## ASSIGNMENT:
Copy the entire message below, word for word and without changes.

## PROVIDED TEXT:
==*==
I am hoping that you could send me some information about the IOP from

which your husband so benefited. Where was it? How did he get

enrolled? How many days a week or hours a day (or whatever the time

commitment was) was it? What types of therapy did the program use?

And, anything else you think might be helpful. I hope you don't mind my

asking. That program just might the answer to my prayers.

When you wrote that your husband had learned a bunch about anger, self

esteem and boundaries and that he now loves life much more that before .

.. . well, I practically cried. I love my husband so very much, but

there are times when I am just not sure that we are going to make it.

His angry and abusive outbursts are always directed himself - never at

me - but they are still very scary and hurtful. I hate hearing my sweet

hubbie being violently berated, even if he is the one doing it. It

often sounds like he is " channeling " his abusive mom and step-dad. My

heart aches that even after all these decades they can still hurt him so

deeply. I try to be supportive and make him aware of the wonderful man

he is . . . but the good stuff just doesn't seem to make anywhere as

deep an impression as any and every slight has done. While he will

sometimes seem happy with life . . . all too often he seems to find life

completely without joy and hopeless.
==*==
Data records:
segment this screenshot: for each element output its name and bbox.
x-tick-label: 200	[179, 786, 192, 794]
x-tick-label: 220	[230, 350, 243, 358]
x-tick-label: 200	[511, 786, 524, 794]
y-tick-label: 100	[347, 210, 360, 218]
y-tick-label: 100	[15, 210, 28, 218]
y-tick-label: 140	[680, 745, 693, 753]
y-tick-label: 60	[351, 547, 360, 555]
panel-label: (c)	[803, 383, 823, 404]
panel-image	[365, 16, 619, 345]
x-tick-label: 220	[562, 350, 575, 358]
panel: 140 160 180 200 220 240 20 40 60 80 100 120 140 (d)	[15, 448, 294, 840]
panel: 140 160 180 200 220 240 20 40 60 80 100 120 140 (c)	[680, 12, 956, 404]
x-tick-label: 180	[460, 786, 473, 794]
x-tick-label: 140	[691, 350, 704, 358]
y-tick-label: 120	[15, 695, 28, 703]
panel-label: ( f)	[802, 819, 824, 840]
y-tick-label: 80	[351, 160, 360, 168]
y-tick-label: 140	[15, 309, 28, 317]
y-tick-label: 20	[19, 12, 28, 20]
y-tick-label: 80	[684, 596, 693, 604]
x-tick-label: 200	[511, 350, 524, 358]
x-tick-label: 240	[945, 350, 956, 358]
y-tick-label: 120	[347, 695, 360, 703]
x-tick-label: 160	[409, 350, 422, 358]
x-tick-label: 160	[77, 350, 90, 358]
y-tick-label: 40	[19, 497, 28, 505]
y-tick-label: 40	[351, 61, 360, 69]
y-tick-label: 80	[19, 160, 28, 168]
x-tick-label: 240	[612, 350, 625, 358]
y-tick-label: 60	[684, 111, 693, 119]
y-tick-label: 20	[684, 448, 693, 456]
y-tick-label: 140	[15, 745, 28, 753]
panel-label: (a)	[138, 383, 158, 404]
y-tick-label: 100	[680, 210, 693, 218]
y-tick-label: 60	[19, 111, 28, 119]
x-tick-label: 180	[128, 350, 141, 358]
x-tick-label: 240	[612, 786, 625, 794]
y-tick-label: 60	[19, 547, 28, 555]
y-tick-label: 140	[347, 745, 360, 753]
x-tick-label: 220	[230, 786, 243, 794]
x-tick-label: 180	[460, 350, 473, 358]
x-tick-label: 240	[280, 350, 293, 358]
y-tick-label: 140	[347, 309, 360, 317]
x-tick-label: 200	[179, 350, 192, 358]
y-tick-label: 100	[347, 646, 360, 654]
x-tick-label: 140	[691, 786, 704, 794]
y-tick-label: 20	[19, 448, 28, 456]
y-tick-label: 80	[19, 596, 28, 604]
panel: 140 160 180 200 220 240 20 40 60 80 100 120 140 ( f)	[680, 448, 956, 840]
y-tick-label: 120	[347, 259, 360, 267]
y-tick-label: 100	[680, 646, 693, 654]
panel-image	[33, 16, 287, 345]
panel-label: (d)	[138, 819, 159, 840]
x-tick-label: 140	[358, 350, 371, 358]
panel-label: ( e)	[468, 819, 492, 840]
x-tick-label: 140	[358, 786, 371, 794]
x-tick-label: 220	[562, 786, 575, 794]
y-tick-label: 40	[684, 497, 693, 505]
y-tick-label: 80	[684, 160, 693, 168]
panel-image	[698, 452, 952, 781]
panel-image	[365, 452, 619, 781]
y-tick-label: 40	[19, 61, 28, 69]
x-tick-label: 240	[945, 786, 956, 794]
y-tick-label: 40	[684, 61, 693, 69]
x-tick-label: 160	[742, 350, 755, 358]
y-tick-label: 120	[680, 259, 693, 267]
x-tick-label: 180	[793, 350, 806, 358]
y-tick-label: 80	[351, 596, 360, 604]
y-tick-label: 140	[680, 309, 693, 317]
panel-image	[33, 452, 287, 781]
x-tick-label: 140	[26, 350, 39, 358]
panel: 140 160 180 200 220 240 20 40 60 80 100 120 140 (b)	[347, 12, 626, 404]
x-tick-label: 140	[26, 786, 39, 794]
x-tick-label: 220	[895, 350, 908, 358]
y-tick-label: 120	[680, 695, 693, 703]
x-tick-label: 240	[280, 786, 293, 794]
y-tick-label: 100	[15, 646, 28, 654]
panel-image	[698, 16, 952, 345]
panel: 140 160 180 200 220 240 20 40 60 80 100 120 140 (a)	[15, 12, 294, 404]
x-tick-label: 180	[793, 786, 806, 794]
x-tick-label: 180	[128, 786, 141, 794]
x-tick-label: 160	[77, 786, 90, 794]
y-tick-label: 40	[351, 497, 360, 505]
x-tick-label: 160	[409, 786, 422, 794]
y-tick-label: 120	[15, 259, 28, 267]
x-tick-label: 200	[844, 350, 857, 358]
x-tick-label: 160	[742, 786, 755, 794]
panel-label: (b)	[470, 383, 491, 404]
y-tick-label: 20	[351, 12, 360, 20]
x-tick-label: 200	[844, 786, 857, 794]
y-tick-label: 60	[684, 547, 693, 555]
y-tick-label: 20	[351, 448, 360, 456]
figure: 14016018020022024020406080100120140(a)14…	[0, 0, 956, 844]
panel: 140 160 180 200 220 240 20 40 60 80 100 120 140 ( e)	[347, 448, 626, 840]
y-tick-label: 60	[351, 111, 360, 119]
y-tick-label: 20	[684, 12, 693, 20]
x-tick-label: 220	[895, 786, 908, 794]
==*==
## WRITTEN ANSWER:
I am hoping that you could send me some information about the IOP from

which your husband so benefited. Where was it? How did he get

enrolled? How many days a week or hours a day (or whatever the time

commitment was) was it? What types of therapy did the program use?

And, anything else you think might be helpful. I hope you don't mind my

asking. That program just might the answer to my prayers.

When you wrote that your husband had learned a bunch about anger, self

esteem and boundaries and that he now loves life much more that before .

.. . well, I practically cried. I love my husband so very much, but

there are times when I am just not sure that we are going to make it.

His angry and abusive outbursts are always directed himself - never at

me - but they are still very scary and hurtful. I hate hearing my sweet

hubbie being violently berated, even if he is the one doing it. It

often sounds like he is " channeling " his abusive mom and step-dad. My

heart aches that even after all these decades they can still hurt him so

deeply. I try to be supportive and make him aware of the wonderful man

he is . . . but the good stuff just doesn't seem to make anywhere as

deep an impression as any and every slight has done. While he will

sometimes seem happy with life . . . all too often he seems to find life

completely without joy and hopeless.